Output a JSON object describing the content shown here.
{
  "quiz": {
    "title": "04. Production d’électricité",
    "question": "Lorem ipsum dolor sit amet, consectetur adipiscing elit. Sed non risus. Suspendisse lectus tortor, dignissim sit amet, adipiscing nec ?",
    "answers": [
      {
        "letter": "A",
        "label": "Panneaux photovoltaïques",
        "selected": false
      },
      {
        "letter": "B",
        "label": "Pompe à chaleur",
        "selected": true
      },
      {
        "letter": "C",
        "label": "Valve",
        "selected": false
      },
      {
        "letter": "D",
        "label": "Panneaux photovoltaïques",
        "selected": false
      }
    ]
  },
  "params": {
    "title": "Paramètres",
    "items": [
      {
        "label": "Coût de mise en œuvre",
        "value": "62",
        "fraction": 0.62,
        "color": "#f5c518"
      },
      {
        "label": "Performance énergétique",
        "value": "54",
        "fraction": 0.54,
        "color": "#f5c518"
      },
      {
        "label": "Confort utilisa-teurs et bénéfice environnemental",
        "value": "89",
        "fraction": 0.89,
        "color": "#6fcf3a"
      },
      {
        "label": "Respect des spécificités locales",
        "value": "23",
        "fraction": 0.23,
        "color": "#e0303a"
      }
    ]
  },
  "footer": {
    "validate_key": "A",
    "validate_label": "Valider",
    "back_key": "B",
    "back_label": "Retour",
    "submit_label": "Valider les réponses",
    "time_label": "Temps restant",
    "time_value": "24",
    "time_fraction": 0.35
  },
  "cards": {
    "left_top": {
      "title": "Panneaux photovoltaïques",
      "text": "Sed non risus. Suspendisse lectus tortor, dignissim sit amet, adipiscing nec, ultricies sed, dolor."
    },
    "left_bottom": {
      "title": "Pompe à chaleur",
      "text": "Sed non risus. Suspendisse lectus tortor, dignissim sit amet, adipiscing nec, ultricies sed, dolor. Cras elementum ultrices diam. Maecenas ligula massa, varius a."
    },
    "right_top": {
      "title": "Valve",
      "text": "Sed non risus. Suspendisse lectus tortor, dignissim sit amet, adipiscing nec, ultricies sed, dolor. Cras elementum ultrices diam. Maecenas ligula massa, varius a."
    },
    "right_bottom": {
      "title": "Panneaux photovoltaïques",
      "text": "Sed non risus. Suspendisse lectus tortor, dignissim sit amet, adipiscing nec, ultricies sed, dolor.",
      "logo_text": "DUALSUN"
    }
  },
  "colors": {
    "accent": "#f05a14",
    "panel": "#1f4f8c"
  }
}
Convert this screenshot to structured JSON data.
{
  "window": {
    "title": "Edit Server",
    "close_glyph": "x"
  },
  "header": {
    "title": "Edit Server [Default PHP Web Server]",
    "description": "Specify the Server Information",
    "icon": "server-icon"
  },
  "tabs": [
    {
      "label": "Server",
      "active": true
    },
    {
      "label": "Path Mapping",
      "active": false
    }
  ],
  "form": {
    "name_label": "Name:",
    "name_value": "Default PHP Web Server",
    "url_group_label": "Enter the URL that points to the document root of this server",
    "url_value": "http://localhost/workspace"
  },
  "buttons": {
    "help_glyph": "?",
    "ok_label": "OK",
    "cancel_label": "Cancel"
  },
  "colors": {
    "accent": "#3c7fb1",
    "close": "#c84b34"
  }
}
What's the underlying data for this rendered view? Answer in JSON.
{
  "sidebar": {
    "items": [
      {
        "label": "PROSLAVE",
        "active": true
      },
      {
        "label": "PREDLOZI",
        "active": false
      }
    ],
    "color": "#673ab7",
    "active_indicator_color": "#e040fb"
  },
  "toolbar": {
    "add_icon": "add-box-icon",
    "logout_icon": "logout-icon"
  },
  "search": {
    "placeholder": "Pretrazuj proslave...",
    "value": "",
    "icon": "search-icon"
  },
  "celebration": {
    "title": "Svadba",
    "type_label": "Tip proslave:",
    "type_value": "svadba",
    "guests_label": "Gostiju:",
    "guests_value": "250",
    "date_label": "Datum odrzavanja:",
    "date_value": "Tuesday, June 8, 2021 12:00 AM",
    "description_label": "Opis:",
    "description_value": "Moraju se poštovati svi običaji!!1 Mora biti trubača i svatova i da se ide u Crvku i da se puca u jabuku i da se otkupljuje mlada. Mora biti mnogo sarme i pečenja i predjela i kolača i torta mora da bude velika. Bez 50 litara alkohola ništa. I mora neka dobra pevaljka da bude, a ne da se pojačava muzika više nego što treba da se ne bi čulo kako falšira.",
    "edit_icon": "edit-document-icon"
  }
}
——
▶ [EXERCISE OBJECTIVE]
Hand back the material above in full, exactly as written.

▶ [EXPECTED ANSWER]
Output a JSON object describing the content shown here.
{
  "quiz": {
    "title": "04. Production d’électricité",
    "question": "Lorem ipsum dolor sit amet, consectetur adipiscing elit. Sed non risus. Suspendisse lectus tortor, dignissim sit amet, adipiscing nec ?",
    "answers": [
      {
        "letter": "A",
        "label": "Panneaux photovoltaïques",
        "selected": false
      },
      {
        "letter": "B",
        "label": "Pompe à chaleur",
        "selected": true
      },
      {
        "letter": "C",
        "label": "Valve",
        "selected": false
      },
      {
        "letter": "D",
        "label": "Panneaux photovoltaïques",
        "selected": false
      }
    ]
  },
  "params": {
    "title": "Paramètres",
    "items": [
      {
        "label": "Coût de mise en œuvre",
        "value": "62",
        "fraction": 0.62,
        "color": "#f5c518"
      },
      {
        "label": "Performance énergétique",
        "value": "54",
        "fraction": 0.54,
        "color": "#f5c518"
      },
      {
        "label": "Confort utilisa-teurs et bénéfice environnemental",
        "value": "89",
        "fraction": 0.89,
        "color": "#6fcf3a"
      },
      {
        "label": "Respect des spécificités locales",
        "value": "23",
        "fraction": 0.23,
        "color": "#e0303a"
      }
    ]
  },
  "footer": {
    "validate_key": "A",
    "validate_label": "Valider",
    "back_key": "B",
    "back_label": "Retour",
    "submit_label": "Valider les réponses",
    "time_label": "Temps restant",
    "time_value": "24",
    "time_fraction": 0.35
  },
  "cards": {
    "left_top": {
      "title": "Panneaux photovoltaïques",
      "text": "Sed non risus. Suspendisse lectus tortor, dignissim sit amet, adipiscing nec, ultricies sed, dolor."
    },
    "left_bottom": {
      "title": "Pompe à chaleur",
      "text": "Sed non risus. Suspendisse lectus tortor, dignissim sit amet, adipiscing nec, ultricies sed, dolor. Cras elementum ultrices diam. Maecenas ligula massa, varius a."
    },
    "right_top": {
      "title": "Valve",
      "text": "Sed non risus. Suspendisse lectus tortor, dignissim sit amet, adipiscing nec, ultricies sed, dolor. Cras elementum ultrices diam. Maecenas ligula massa, varius a."
    },
    "right_bottom": {
      "title": "Panneaux photovoltaïques",
      "text": "Sed non risus. Suspendisse lectus tortor, dignissim sit amet, adipiscing nec, ultricies sed, dolor.",
      "logo_text": "DUALSUN"
    }
  },
  "colors": {
    "accent": "#f05a14",
    "panel": "#1f4f8c"
  }
}
Convert this screenshot to structured JSON data.
{
  "window": {
    "title": "Edit Server",
    "close_glyph": "x"
  },
  "header": {
    "title": "Edit Server [Default PHP Web Server]",
    "description": "Specify the Server Information",
    "icon": "server-icon"
  },
  "tabs": [
    {
      "label": "Server",
      "active": true
    },
    {
      "label": "Path Mapping",
      "active": false
    }
  ],
  "form": {
    "name_label": "Name:",
    "name_value": "Default PHP Web Server",
    "url_group_label": "Enter the URL that points to the document root of this server",
    "url_value": "http://localhost/workspace"
  },
  "buttons": {
    "help_glyph": "?",
    "ok_label": "OK",
    "cancel_label": "Cancel"
  },
  "colors": {
    "accent": "#3c7fb1",
    "close": "#c84b34"
  }
}
What's the underlying data for this rendered view? Answer in JSON.
{
  "sidebar": {
    "items": [
      {
        "label": "PROSLAVE",
        "active": true
      },
      {
        "label": "PREDLOZI",
        "active": false
      }
    ],
    "color": "#673ab7",
    "active_indicator_color": "#e040fb"
  },
  "toolbar": {
    "add_icon": "add-box-icon",
    "logout_icon": "logout-icon"
  },
  "search": {
    "placeholder": "Pretrazuj proslave...",
    "value": "",
    "icon": "search-icon"
  },
  "celebration": {
    "title": "Svadba",
    "type_label": "Tip proslave:",
    "type_value": "svadba",
    "guests_label": "Gostiju:",
    "guests_value": "250",
    "date_label": "Datum odrzavanja:",
    "date_value": "Tuesday, June 8, 2021 12:00 AM",
    "description_label": "Opis:",
    "description_value": "Moraju se poštovati svi običaji!!1 Mora biti trubača i svatova i da se ide u Crvku i da se puca u jabuku i da se otkupljuje mlada. Mora biti mnogo sarme i pečenja i predjela i kolača i torta mora da bude velika. Bez 50 litara alkohola ništa. I mora neka dobra pevaljka da bude, a ne da se pojačava muzika više nego što treba da se ne bi čulo kako falšira.",
    "edit_icon": "edit-document-icon"
  }
}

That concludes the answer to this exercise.